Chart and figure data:
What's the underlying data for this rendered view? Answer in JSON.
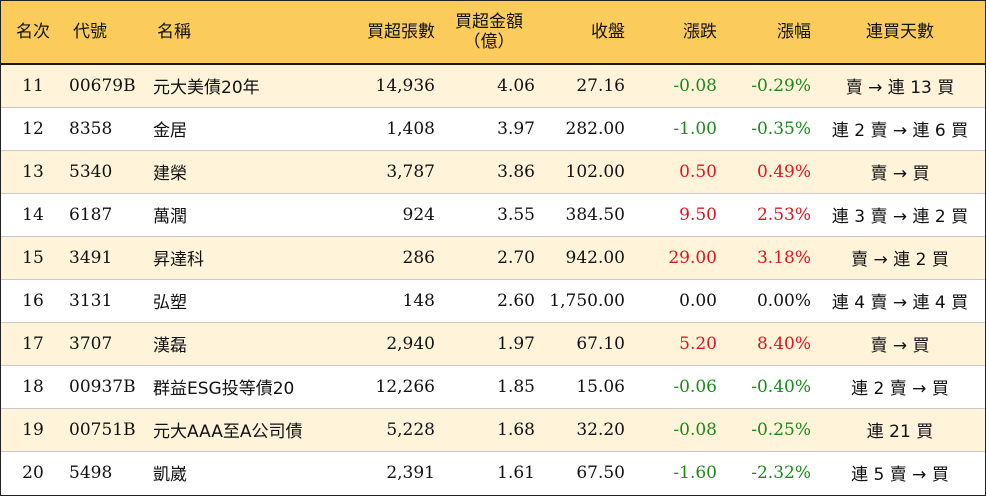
{
  "headers": {
    "rank": "名次",
    "code": "代號",
    "name": "名稱",
    "net_buy_lots": "買超張數",
    "net_buy_amount_line1": "買超金額",
    "net_buy_amount_line2": "（億）",
    "close": "收盤",
    "change": "漲跌",
    "change_pct": "漲幅",
    "consecutive_days": "連買天數"
  },
  "colors": {
    "header_bg": "#fbcc5c",
    "stripe_bg": "#fff4d9",
    "up": "#e0141e",
    "down": "#1a8a1a"
  },
  "rows": [
    {
      "rank": "11",
      "code": "00679B",
      "name": "元大美債20年",
      "lots": "14,936",
      "amount": "4.06",
      "close": "27.16",
      "change": "-0.08",
      "pct": "-0.29%",
      "days": "賣 → 連 13 買",
      "dir": "neg"
    },
    {
      "rank": "12",
      "code": "8358",
      "name": "金居",
      "lots": "1,408",
      "amount": "3.97",
      "close": "282.00",
      "change": "-1.00",
      "pct": "-0.35%",
      "days": "連 2 賣 → 連 6 買",
      "dir": "neg"
    },
    {
      "rank": "13",
      "code": "5340",
      "name": "建榮",
      "lots": "3,787",
      "amount": "3.86",
      "close": "102.00",
      "change": "0.50",
      "pct": "0.49%",
      "days": "賣 → 買",
      "dir": "pos"
    },
    {
      "rank": "14",
      "code": "6187",
      "name": "萬潤",
      "lots": "924",
      "amount": "3.55",
      "close": "384.50",
      "change": "9.50",
      "pct": "2.53%",
      "days": "連 3 賣 → 連 2 買",
      "dir": "pos"
    },
    {
      "rank": "15",
      "code": "3491",
      "name": "昇達科",
      "lots": "286",
      "amount": "2.70",
      "close": "942.00",
      "change": "29.00",
      "pct": "3.18%",
      "days": "賣 → 連 2 買",
      "dir": "pos"
    },
    {
      "rank": "16",
      "code": "3131",
      "name": "弘塑",
      "lots": "148",
      "amount": "2.60",
      "close": "1,750.00",
      "change": "0.00",
      "pct": "0.00%",
      "days": "連 4 賣 → 連 4 買",
      "dir": "flat"
    },
    {
      "rank": "17",
      "code": "3707",
      "name": "漢磊",
      "lots": "2,940",
      "amount": "1.97",
      "close": "67.10",
      "change": "5.20",
      "pct": "8.40%",
      "days": "賣 → 買",
      "dir": "pos"
    },
    {
      "rank": "18",
      "code": "00937B",
      "name": "群益ESG投等債20",
      "lots": "12,266",
      "amount": "1.85",
      "close": "15.06",
      "change": "-0.06",
      "pct": "-0.40%",
      "days": "連 2 賣 → 買",
      "dir": "neg"
    },
    {
      "rank": "19",
      "code": "00751B",
      "name": "元大AAA至A公司債",
      "lots": "5,228",
      "amount": "1.68",
      "close": "32.20",
      "change": "-0.08",
      "pct": "-0.25%",
      "days": "連 21 買",
      "dir": "neg"
    },
    {
      "rank": "20",
      "code": "5498",
      "name": "凱崴",
      "lots": "2,391",
      "amount": "1.61",
      "close": "67.50",
      "change": "-1.60",
      "pct": "-2.32%",
      "days": "連 5 賣 → 買",
      "dir": "neg"
    }
  ]
}
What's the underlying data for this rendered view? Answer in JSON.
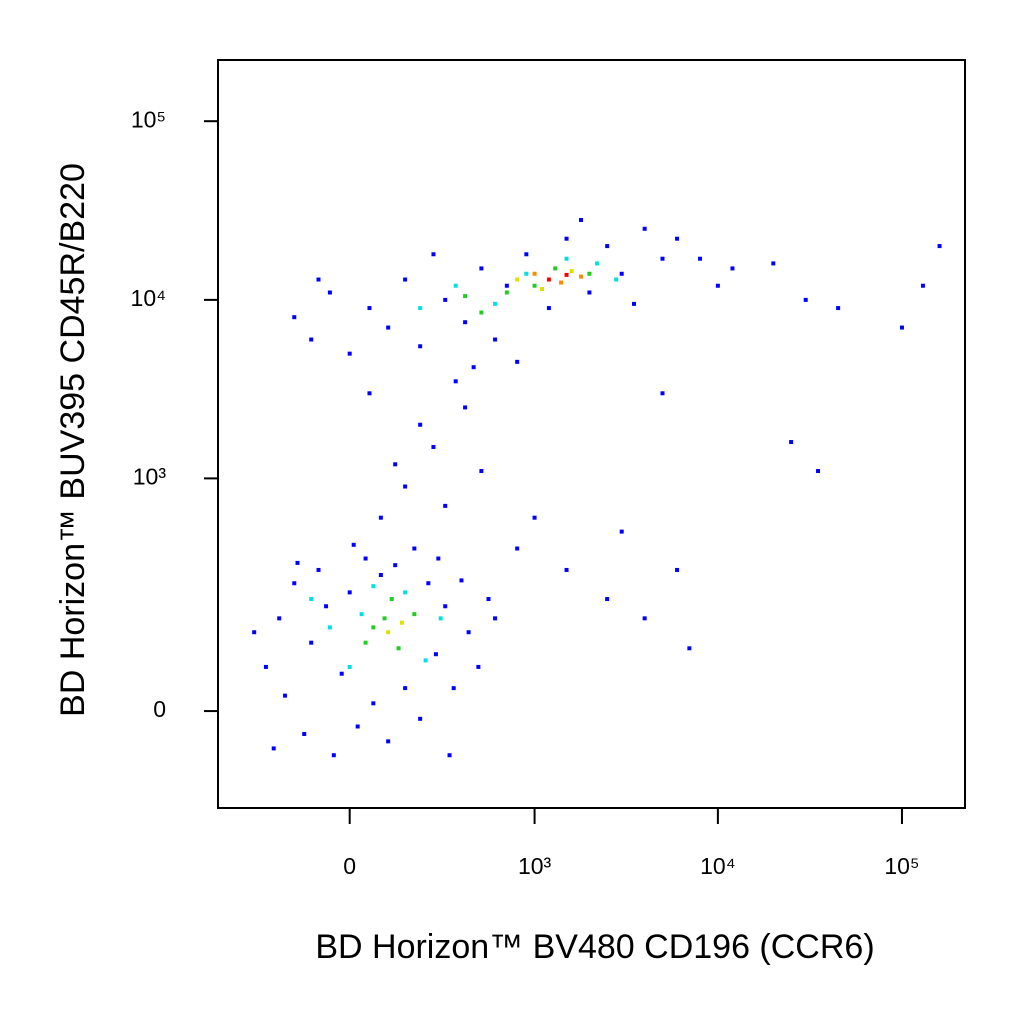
{
  "chart_data": {
    "type": "scatter",
    "x_label": "BD Horizon™ BV480 CD196 (CCR6)",
    "y_label": "BD Horizon™ BUV395 CD45R/B220",
    "scale": "biexponential",
    "xlim": [
      -500,
      220000
    ],
    "ylim": [
      -160,
      220000
    ],
    "xticks": [
      0,
      {
        "value": 1000,
        "label": "10³"
      },
      {
        "value": 10000,
        "label": "10⁴"
      },
      {
        "value": 100000,
        "label": "10⁵"
      }
    ],
    "yticks": [
      0,
      {
        "value": 1000,
        "label": "10³"
      },
      {
        "value": 10000,
        "label": "10⁴"
      },
      {
        "value": 100000,
        "label": "10⁵"
      }
    ],
    "series": [
      {
        "color": "#0000ff",
        "x": [
          -250,
          -200,
          -180,
          -150,
          -120,
          -100,
          -80,
          -60,
          -40,
          -20,
          0,
          20,
          40,
          60,
          80,
          100,
          120,
          150,
          180,
          200,
          230,
          260,
          300,
          340,
          380,
          420,
          480,
          550,
          600,
          -300,
          -220,
          10,
          320,
          270,
          -140,
          80,
          150,
          250,
          400,
          120,
          300,
          200,
          500,
          50,
          350,
          1000,
          1500,
          2500,
          4000,
          6000,
          7000,
          3000,
          800,
          12000,
          20000,
          30000,
          45000,
          100000,
          130000,
          160000,
          25000,
          35000,
          5000,
          8000,
          10000,
          -150,
          -100,
          -50,
          0,
          50,
          100,
          150,
          200,
          300,
          400,
          500,
          600,
          700,
          900,
          1200,
          1500,
          2000,
          2500,
          3000,
          4000,
          5000,
          6000,
          3500,
          800,
          250,
          1800,
          -80,
          450
        ],
        "y": [
          60,
          150,
          20,
          250,
          -30,
          100,
          300,
          180,
          -60,
          50,
          220,
          -20,
          350,
          10,
          280,
          -40,
          320,
          30,
          400,
          -10,
          250,
          80,
          180,
          30,
          260,
          120,
          60,
          200,
          150,
          120,
          -50,
          420,
          -60,
          350,
          330,
          600,
          900,
          1500,
          2500,
          1200,
          700,
          2000,
          1100,
          3000,
          3500,
          600,
          300,
          200,
          150,
          300,
          90,
          500,
          400,
          15000,
          16000,
          10000,
          9000,
          7000,
          12000,
          20000,
          1600,
          1100,
          3000,
          17000,
          12000,
          8000,
          6000,
          11000,
          5000,
          9000,
          7000,
          13000,
          5500,
          10000,
          7500,
          15000,
          6000,
          12000,
          18000,
          9000,
          22000,
          11000,
          20000,
          14000,
          25000,
          17000,
          22000,
          9500,
          4500,
          18000,
          28000,
          13000,
          4200
        ]
      },
      {
        "color": "#00e0e0",
        "x": [
          -50,
          0,
          60,
          150,
          220,
          280,
          -100,
          30,
          200,
          350,
          600,
          900,
          1500,
          2200,
          2800
        ],
        "y": [
          130,
          60,
          240,
          220,
          70,
          150,
          200,
          160,
          9000,
          12000,
          9500,
          14000,
          17000,
          16000,
          13000
        ]
      },
      {
        "color": "#22cc22",
        "x": [
          40,
          90,
          130,
          180,
          110,
          60,
          400,
          700,
          1000,
          1300,
          2000,
          500
        ],
        "y": [
          100,
          150,
          90,
          160,
          200,
          130,
          10500,
          11000,
          12000,
          15000,
          14000,
          8500
        ]
      },
      {
        "color": "#e0e000",
        "x": [
          100,
          140,
          800,
          1100,
          1600
        ],
        "y": [
          120,
          140,
          13000,
          11500,
          14500
        ]
      },
      {
        "color": "#ff8800",
        "x": [
          1000,
          1400,
          1800
        ],
        "y": [
          14000,
          12500,
          13500
        ]
      },
      {
        "color": "#ff0000",
        "x": [
          1200,
          1500
        ],
        "y": [
          13000,
          13800
        ]
      }
    ]
  }
}
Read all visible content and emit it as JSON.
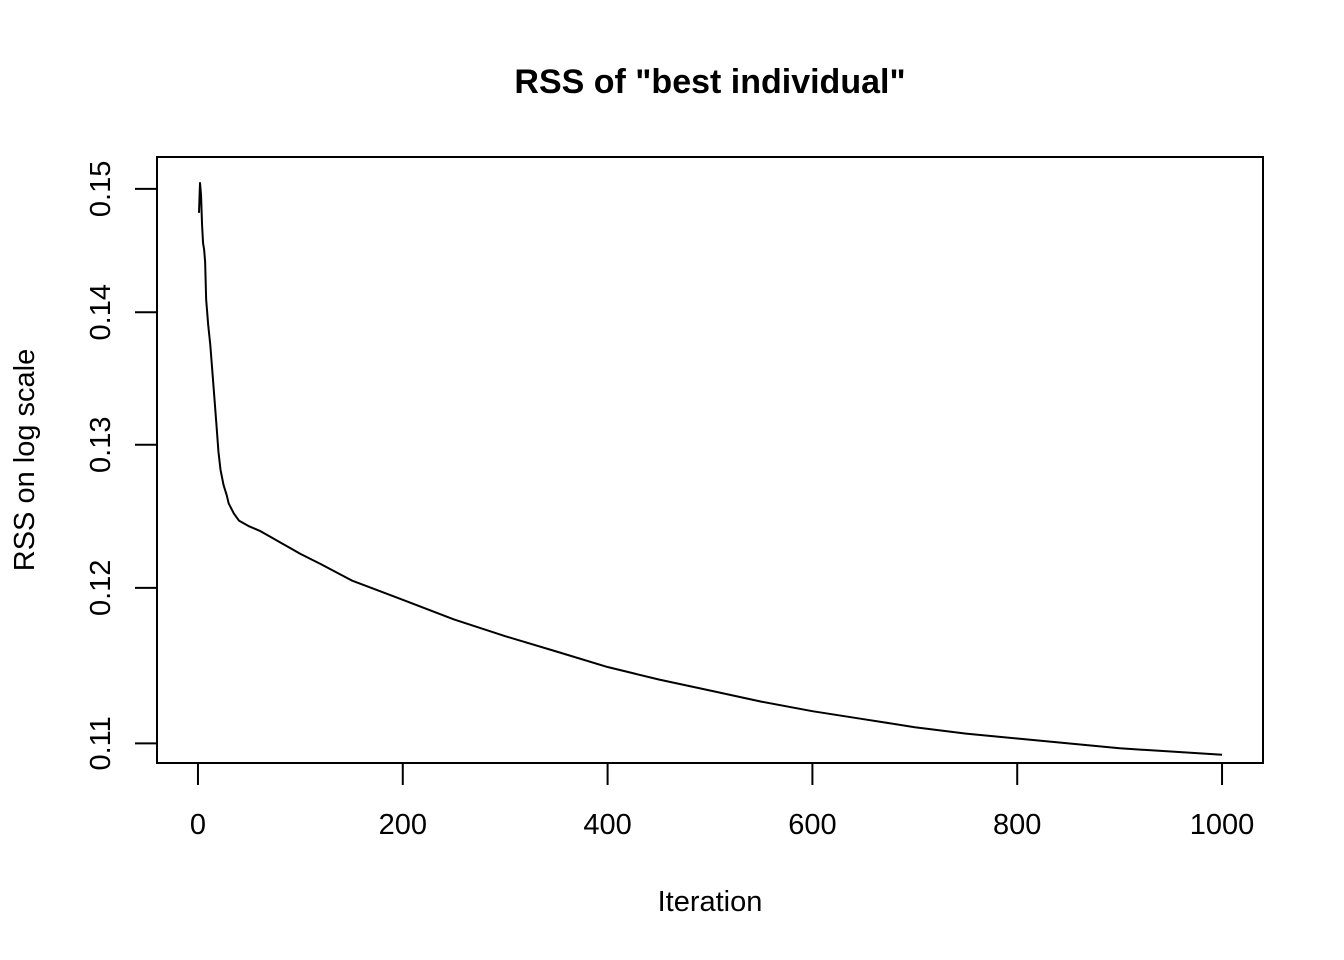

*WHAT TO WORK ON*. Return the listing above word for word, with the pictures removed.

*SOLUTION BELOW*.
What's the underlying data for this rendered view? Answer in JSON.
{
  "headers": {
    "rank": "名次",
    "code": "代號",
    "name": "名稱",
    "net_buy_lots": "買超張數",
    "net_buy_amount_line1": "買超金額",
    "net_buy_amount_line2": "（億）",
    "close": "收盤",
    "change": "漲跌",
    "change_pct": "漲幅",
    "consecutive_days": "連買天數"
  },
  "colors": {
    "header_bg": "#fbcc5c",
    "stripe_bg": "#fff4d9",
    "up": "#e0141e",
    "down": "#1a8a1a"
  },
  "rows": [
    {
      "rank": "11",
      "code": "00679B",
      "name": "元大美債20年",
      "lots": "14,936",
      "amount": "4.06",
      "close": "27.16",
      "change": "-0.08",
      "pct": "-0.29%",
      "days": "賣 → 連 13 買",
      "dir": "neg"
    },
    {
      "rank": "12",
      "code": "8358",
      "name": "金居",
      "lots": "1,408",
      "amount": "3.97",
      "close": "282.00",
      "change": "-1.00",
      "pct": "-0.35%",
      "days": "連 2 賣 → 連 6 買",
      "dir": "neg"
    },
    {
      "rank": "13",
      "code": "5340",
      "name": "建榮",
      "lots": "3,787",
      "amount": "3.86",
      "close": "102.00",
      "change": "0.50",
      "pct": "0.49%",
      "days": "賣 → 買",
      "dir": "pos"
    },
    {
      "rank": "14",
      "code": "6187",
      "name": "萬潤",
      "lots": "924",
      "amount": "3.55",
      "close": "384.50",
      "change": "9.50",
      "pct": "2.53%",
      "days": "連 3 賣 → 連 2 買",
      "dir": "pos"
    },
    {
      "rank": "15",
      "code": "3491",
      "name": "昇達科",
      "lots": "286",
      "amount": "2.70",
      "close": "942.00",
      "change": "29.00",
      "pct": "3.18%",
      "days": "賣 → 連 2 買",
      "dir": "pos"
    },
    {
      "rank": "16",
      "code": "3131",
      "name": "弘塑",
      "lots": "148",
      "amount": "2.60",
      "close": "1,750.00",
      "change": "0.00",
      "pct": "0.00%",
      "days": "連 4 賣 → 連 4 買",
      "dir": "flat"
    },
    {
      "rank": "17",
      "code": "3707",
      "name": "漢磊",
      "lots": "2,940",
      "amount": "1.97",
      "close": "67.10",
      "change": "5.20",
      "pct": "8.40%",
      "days": "賣 → 買",
      "dir": "pos"
    },
    {
      "rank": "18",
      "code": "00937B",
      "name": "群益ESG投等債20",
      "lots": "12,266",
      "amount": "1.85",
      "close": "15.06",
      "change": "-0.06",
      "pct": "-0.40%",
      "days": "連 2 賣 → 買",
      "dir": "neg"
    },
    {
      "rank": "19",
      "code": "00751B",
      "name": "元大AAA至A公司債",
      "lots": "5,228",
      "amount": "1.68",
      "close": "32.20",
      "change": "-0.08",
      "pct": "-0.25%",
      "days": "連 21 買",
      "dir": "neg"
    },
    {
      "rank": "20",
      "code": "5498",
      "name": "凱崴",
      "lots": "2,391",
      "amount": "1.61",
      "close": "67.50",
      "change": "-1.60",
      "pct": "-2.32%",
      "days": "連 5 賣 → 買",
      "dir": "neg"
    }
  ]
}
What's the underlying data for this rendered view? Answer in JSON.
{
  "chart_data": {
    "type": "scatter",
    "x_label": "BD Horizon™ BV480 CD196 (CCR6)",
    "y_label": "BD Horizon™ BUV395 CD45R/B220",
    "scale": "biexponential",
    "xlim": [
      -500,
      220000
    ],
    "ylim": [
      -160,
      220000
    ],
    "xticks": [
      0,
      {
        "value": 1000,
        "label": "10³"
      },
      {
        "value": 10000,
        "label": "10⁴"
      },
      {
        "value": 100000,
        "label": "10⁵"
      }
    ],
    "yticks": [
      0,
      {
        "value": 1000,
        "label": "10³"
      },
      {
        "value": 10000,
        "label": "10⁴"
      },
      {
        "value": 100000,
        "label": "10⁵"
      }
    ],
    "series": [
      {
        "color": "#0000ff",
        "x": [
          -250,
          -200,
          -180,
          -150,
          -120,
          -100,
          -80,
          -60,
          -40,
          -20,
          0,
          20,
          40,
          60,
          80,
          100,
          120,
          150,
          180,
          200,
          230,
          260,
          300,
          340,
          380,
          420,
          480,
          550,
          600,
          -300,
          -220,
          10,
          320,
          270,
          -140,
          80,
          150,
          250,
          400,
          120,
          300,
          200,
          500,
          50,
          350,
          1000,
          1500,
          2500,
          4000,
          6000,
          7000,
          3000,
          800,
          12000,
          20000,
          30000,
          45000,
          100000,
          130000,
          160000,
          25000,
          35000,
          5000,
          8000,
          10000,
          -150,
          -100,
          -50,
          0,
          50,
          100,
          150,
          200,
          300,
          400,
          500,
          600,
          700,
          900,
          1200,
          1500,
          2000,
          2500,
          3000,
          4000,
          5000,
          6000,
          3500,
          800,
          250,
          1800,
          -80,
          450
        ],
        "y": [
          60,
          150,
          20,
          250,
          -30,
          100,
          300,
          180,
          -60,
          50,
          220,
          -20,
          350,
          10,
          280,
          -40,
          320,
          30,
          400,
          -10,
          250,
          80,
          180,
          30,
          260,
          120,
          60,
          200,
          150,
          120,
          -50,
          420,
          -60,
          350,
          330,
          600,
          900,
          1500,
          2500,
          1200,
          700,
          2000,
          1100,
          3000,
          3500,
          600,
          300,
          200,
          150,
          300,
          90,
          500,
          400,
          15000,
          16000,
          10000,
          9000,
          7000,
          12000,
          20000,
          1600,
          1100,
          3000,
          17000,
          12000,
          8000,
          6000,
          11000,
          5000,
          9000,
          7000,
          13000,
          5500,
          10000,
          7500,
          15000,
          6000,
          12000,
          18000,
          9000,
          22000,
          11000,
          20000,
          14000,
          25000,
          17000,
          22000,
          9500,
          4500,
          18000,
          28000,
          13000,
          4200
        ]
      },
      {
        "color": "#00e0e0",
        "x": [
          -50,
          0,
          60,
          150,
          220,
          280,
          -100,
          30,
          200,
          350,
          600,
          900,
          1500,
          2200,
          2800
        ],
        "y": [
          130,
          60,
          240,
          220,
          70,
          150,
          200,
          160,
          9000,
          12000,
          9500,
          14000,
          17000,
          16000,
          13000
        ]
      },
      {
        "color": "#22cc22",
        "x": [
          40,
          90,
          130,
          180,
          110,
          60,
          400,
          700,
          1000,
          1300,
          2000,
          500
        ],
        "y": [
          100,
          150,
          90,
          160,
          200,
          130,
          10500,
          11000,
          12000,
          15000,
          14000,
          8500
        ]
      },
      {
        "color": "#e0e000",
        "x": [
          100,
          140,
          800,
          1100,
          1600
        ],
        "y": [
          120,
          140,
          13000,
          11500,
          14500
        ]
      },
      {
        "color": "#ff8800",
        "x": [
          1000,
          1400,
          1800
        ],
        "y": [
          14000,
          12500,
          13500
        ]
      },
      {
        "color": "#ff0000",
        "x": [
          1200,
          1500
        ],
        "y": [
          13000,
          13800
        ]
      }
    ]
  }
}
Read all visible content and emit it as JSON.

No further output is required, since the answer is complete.